* GOAL OF THE EXERCISE:
Retype the data below without altering anything.

* RECORDS SUPPLIED:

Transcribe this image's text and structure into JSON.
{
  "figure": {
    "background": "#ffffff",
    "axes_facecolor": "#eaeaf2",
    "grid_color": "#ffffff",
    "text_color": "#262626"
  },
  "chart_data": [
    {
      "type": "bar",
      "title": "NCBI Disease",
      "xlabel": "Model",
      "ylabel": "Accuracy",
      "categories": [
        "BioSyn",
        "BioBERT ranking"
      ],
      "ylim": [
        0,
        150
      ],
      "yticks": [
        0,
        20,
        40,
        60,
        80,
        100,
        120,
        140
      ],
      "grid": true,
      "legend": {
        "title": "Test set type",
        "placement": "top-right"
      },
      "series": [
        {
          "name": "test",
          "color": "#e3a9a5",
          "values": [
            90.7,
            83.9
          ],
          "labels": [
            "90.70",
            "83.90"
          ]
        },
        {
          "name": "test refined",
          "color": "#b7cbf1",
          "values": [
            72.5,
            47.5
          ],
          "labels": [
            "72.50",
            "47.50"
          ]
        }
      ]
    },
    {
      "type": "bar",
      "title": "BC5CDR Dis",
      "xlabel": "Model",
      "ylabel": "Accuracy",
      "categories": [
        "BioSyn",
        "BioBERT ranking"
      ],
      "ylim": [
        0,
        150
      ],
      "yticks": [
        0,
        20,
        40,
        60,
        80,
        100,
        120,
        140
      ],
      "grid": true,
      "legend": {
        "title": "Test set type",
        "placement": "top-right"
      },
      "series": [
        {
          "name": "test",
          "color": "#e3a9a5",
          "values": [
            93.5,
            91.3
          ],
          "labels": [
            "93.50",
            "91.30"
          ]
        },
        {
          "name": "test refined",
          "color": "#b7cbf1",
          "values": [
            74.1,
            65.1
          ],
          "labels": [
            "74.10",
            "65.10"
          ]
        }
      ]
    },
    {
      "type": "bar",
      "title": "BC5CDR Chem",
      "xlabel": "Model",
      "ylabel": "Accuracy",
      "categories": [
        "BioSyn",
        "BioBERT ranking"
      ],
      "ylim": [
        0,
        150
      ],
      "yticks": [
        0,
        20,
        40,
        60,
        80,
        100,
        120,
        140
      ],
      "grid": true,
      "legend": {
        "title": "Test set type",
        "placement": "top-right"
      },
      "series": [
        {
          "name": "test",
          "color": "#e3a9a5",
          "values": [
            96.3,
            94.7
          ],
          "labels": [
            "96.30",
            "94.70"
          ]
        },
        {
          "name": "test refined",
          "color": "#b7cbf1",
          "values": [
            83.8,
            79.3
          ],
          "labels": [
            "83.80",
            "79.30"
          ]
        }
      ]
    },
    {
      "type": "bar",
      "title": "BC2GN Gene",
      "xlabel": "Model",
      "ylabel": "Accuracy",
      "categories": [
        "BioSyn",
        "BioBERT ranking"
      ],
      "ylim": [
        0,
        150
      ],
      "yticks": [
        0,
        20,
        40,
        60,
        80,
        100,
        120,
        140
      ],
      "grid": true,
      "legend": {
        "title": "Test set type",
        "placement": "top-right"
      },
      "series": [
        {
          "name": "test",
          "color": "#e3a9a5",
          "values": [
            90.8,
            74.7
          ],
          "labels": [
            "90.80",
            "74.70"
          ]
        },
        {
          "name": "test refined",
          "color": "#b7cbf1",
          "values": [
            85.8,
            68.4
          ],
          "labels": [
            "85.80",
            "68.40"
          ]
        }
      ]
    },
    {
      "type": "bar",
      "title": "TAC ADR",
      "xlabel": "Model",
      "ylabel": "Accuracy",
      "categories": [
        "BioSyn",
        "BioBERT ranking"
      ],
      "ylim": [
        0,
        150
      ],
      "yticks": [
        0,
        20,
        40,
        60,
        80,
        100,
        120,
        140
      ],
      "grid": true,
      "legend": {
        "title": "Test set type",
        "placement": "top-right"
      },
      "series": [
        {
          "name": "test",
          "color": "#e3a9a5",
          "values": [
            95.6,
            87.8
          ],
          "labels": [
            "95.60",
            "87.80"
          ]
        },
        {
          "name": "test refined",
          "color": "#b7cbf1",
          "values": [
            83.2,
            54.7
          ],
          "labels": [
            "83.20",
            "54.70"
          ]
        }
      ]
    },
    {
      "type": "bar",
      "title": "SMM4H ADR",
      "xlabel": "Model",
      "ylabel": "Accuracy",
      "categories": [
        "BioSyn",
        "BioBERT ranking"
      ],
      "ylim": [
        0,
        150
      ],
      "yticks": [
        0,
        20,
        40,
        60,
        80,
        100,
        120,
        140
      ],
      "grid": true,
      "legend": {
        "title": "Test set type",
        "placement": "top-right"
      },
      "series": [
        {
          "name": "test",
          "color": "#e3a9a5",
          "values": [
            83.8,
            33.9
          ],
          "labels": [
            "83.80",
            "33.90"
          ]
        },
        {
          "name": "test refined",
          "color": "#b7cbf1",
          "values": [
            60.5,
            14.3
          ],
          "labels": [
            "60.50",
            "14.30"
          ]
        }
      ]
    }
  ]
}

* FINAL RESULT:
Transcribe this image's text and structure into JSON.
{
  "figure": {
    "background": "#ffffff",
    "axes_facecolor": "#eaeaf2",
    "grid_color": "#ffffff",
    "text_color": "#262626"
  },
  "chart_data": [
    {
      "type": "bar",
      "title": "NCBI Disease",
      "xlabel": "Model",
      "ylabel": "Accuracy",
      "categories": [
        "BioSyn",
        "BioBERT ranking"
      ],
      "ylim": [
        0,
        150
      ],
      "yticks": [
        0,
        20,
        40,
        60,
        80,
        100,
        120,
        140
      ],
      "grid": true,
      "legend": {
        "title": "Test set type",
        "placement": "top-right"
      },
      "series": [
        {
          "name": "test",
          "color": "#e3a9a5",
          "values": [
            90.7,
            83.9
          ],
          "labels": [
            "90.70",
            "83.90"
          ]
        },
        {
          "name": "test refined",
          "color": "#b7cbf1",
          "values": [
            72.5,
            47.5
          ],
          "labels": [
            "72.50",
            "47.50"
          ]
        }
      ]
    },
    {
      "type": "bar",
      "title": "BC5CDR Dis",
      "xlabel": "Model",
      "ylabel": "Accuracy",
      "categories": [
        "BioSyn",
        "BioBERT ranking"
      ],
      "ylim": [
        0,
        150
      ],
      "yticks": [
        0,
        20,
        40,
        60,
        80,
        100,
        120,
        140
      ],
      "grid": true,
      "legend": {
        "title": "Test set type",
        "placement": "top-right"
      },
      "series": [
        {
          "name": "test",
          "color": "#e3a9a5",
          "values": [
            93.5,
            91.3
          ],
          "labels": [
            "93.50",
            "91.30"
          ]
        },
        {
          "name": "test refined",
          "color": "#b7cbf1",
          "values": [
            74.1,
            65.1
          ],
          "labels": [
            "74.10",
            "65.10"
          ]
        }
      ]
    },
    {
      "type": "bar",
      "title": "BC5CDR Chem",
      "xlabel": "Model",
      "ylabel": "Accuracy",
      "categories": [
        "BioSyn",
        "BioBERT ranking"
      ],
      "ylim": [
        0,
        150
      ],
      "yticks": [
        0,
        20,
        40,
        60,
        80,
        100,
        120,
        140
      ],
      "grid": true,
      "legend": {
        "title": "Test set type",
        "placement": "top-right"
      },
      "series": [
        {
          "name": "test",
          "color": "#e3a9a5",
          "values": [
            96.3,
            94.7
          ],
          "labels": [
            "96.30",
            "94.70"
          ]
        },
        {
          "name": "test refined",
          "color": "#b7cbf1",
          "values": [
            83.8,
            79.3
          ],
          "labels": [
            "83.80",
            "79.30"
          ]
        }
      ]
    },
    {
      "type": "bar",
      "title": "BC2GN Gene",
      "xlabel": "Model",
      "ylabel": "Accuracy",
      "categories": [
        "BioSyn",
        "BioBERT ranking"
      ],
      "ylim": [
        0,
        150
      ],
      "yticks": [
        0,
        20,
        40,
        60,
        80,
        100,
        120,
        140
      ],
      "grid": true,
      "legend": {
        "title": "Test set type",
        "placement": "top-right"
      },
      "series": [
        {
          "name": "test",
          "color": "#e3a9a5",
          "values": [
            90.8,
            74.7
          ],
          "labels": [
            "90.80",
            "74.70"
          ]
        },
        {
          "name": "test refined",
          "color": "#b7cbf1",
          "values": [
            85.8,
            68.4
          ],
          "labels": [
            "85.80",
            "68.40"
          ]
        }
      ]
    },
    {
      "type": "bar",
      "title": "TAC ADR",
      "xlabel": "Model",
      "ylabel": "Accuracy",
      "categories": [
        "BioSyn",
        "BioBERT ranking"
      ],
      "ylim": [
        0,
        150
      ],
      "yticks": [
        0,
        20,
        40,
        60,
        80,
        100,
        120,
        140
      ],
      "grid": true,
      "legend": {
        "title": "Test set type",
        "placement": "top-right"
      },
      "series": [
        {
          "name": "test",
          "color": "#e3a9a5",
          "values": [
            95.6,
            87.8
          ],
          "labels": [
            "95.60",
            "87.80"
          ]
        },
        {
          "name": "test refined",
          "color": "#b7cbf1",
          "values": [
            83.2,
            54.7
          ],
          "labels": [
            "83.20",
            "54.70"
          ]
        }
      ]
    },
    {
      "type": "bar",
      "title": "SMM4H ADR",
      "xlabel": "Model",
      "ylabel": "Accuracy",
      "categories": [
        "BioSyn",
        "BioBERT ranking"
      ],
      "ylim": [
        0,
        150
      ],
      "yticks": [
        0,
        20,
        40,
        60,
        80,
        100,
        120,
        140
      ],
      "grid": true,
      "legend": {
        "title": "Test set type",
        "placement": "top-right"
      },
      "series": [
        {
          "name": "test",
          "color": "#e3a9a5",
          "values": [
            83.8,
            33.9
          ],
          "labels": [
            "83.80",
            "33.90"
          ]
        },
        {
          "name": "test refined",
          "color": "#b7cbf1",
          "values": [
            60.5,
            14.3
          ],
          "labels": [
            "60.50",
            "14.30"
          ]
        }
      ]
    }
  ]
}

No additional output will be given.